Instrucciones a seguir:
Retoma, por favor, el texto sobre el invierno y continúalo a partir de su última oración.

Fragmento para leer:
┌──
El invierno

El invierno

   También este año el aire tibio del otoño se ha prolongado demasiado tiempo, hasta que una mañana, a mediados de enero, amaneció poblado de alfileres. Se clavaban en las mejillas y en las orejas como caricias punzantes. El resuello se hizo visible como el humo de un tubo de escape. Por fin había llegado el invierno.

   Sin hielo no hay invierno en esta tierra. La helada sanea las raíces y fortalece la germinación y los brotes primaverales. En las noches más crudas se endurece el agua en la entraña de las piedras y las hace estallar como un silencioso barreno. Un lento murmullo explosivo que quebranta los riscos de las hoces.

  Las estrellas, que antes titilaban, ahora tiritan en las interminables noches de transparencia perfecta, de claridad alucinante. No hay cielo más inmenso y profundo. Orión sale a cazar cada noche a la Liebre de hielo con su Perro Mayor.

    “Ya no nieva como antes” dicen los lugareños. Ni tampoco hiela tantos días. Por estas tierras altas y apartadas del mar, aún podemos gozar del misterio de la nieve en algunas ocasiones y, con más frecuencia, quemarnos las yemas de los dedos en el agua congelada. En las chorreras de las umbrías se forman carámbanos como punzones y en los rebosaderos de los manantiales se amasan grumos de hielo. Una orla plateada bordea las riberas de ríos y arroyos. Al aljibe le ha caído una losa de piedra transparente, un enlosado de cristal sin juntas. Y el agua de un barreño se ha cocido en el horno de la congelación como una hogaza.
└──
Material extraído:
┌──
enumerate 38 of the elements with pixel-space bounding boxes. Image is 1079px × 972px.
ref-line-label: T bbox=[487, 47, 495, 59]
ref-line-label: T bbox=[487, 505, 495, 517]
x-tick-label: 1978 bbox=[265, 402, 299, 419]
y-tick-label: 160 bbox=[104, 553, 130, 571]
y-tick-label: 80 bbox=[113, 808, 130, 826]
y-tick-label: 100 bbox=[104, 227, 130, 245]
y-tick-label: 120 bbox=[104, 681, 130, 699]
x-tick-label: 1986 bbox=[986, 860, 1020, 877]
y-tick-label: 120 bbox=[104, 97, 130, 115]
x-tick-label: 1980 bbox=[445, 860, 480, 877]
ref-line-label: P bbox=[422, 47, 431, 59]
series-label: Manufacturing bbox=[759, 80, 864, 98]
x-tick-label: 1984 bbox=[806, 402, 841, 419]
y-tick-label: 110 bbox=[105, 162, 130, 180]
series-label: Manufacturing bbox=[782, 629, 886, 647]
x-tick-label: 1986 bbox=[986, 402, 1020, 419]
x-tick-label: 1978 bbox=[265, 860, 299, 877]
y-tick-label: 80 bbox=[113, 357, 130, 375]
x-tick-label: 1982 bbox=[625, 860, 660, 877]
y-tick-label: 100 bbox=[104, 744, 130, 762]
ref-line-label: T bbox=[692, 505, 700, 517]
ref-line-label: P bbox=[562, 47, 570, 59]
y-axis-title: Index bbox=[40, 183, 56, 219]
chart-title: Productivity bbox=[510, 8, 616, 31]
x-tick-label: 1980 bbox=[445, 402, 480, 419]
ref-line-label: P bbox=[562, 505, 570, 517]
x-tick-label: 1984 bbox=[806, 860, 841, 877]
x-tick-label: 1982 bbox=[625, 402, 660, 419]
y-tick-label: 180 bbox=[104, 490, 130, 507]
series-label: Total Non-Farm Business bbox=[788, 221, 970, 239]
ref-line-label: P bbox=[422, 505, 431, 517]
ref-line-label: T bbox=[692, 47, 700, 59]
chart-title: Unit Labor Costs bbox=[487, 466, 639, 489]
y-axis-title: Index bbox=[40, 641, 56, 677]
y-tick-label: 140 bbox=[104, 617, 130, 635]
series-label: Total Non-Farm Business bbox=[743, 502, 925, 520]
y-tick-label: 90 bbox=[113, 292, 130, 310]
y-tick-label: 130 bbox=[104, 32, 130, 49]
└──
Respuesta esperada:
   Los copos de nieve son plumones de un cisne blanco con los que pueden tejerse interminables y mullidos paños. Un manto sin costuras ha de cubrir la inmensidad del llano, los recuestos, las matas, los arbustos. La gran nevada revela una alucinación que ahuyenta los colores y plasma de manera absoluta la locura del blanco, el deslumbramiento de la luz celestial, de la pureza luminosa en la estación oscura.

  La cencellada convierte espinas, zarcillos, yemas, hojas y tallos en objetos preciosos de filigrana de cristal, de orfebrería tallada por una mano minuciosa y hábil. Florituras en vidrio de una botánica barroca. Los tallos secos e insignificantes de las gramíneas se trasfiguran en haces de luz y resplandores.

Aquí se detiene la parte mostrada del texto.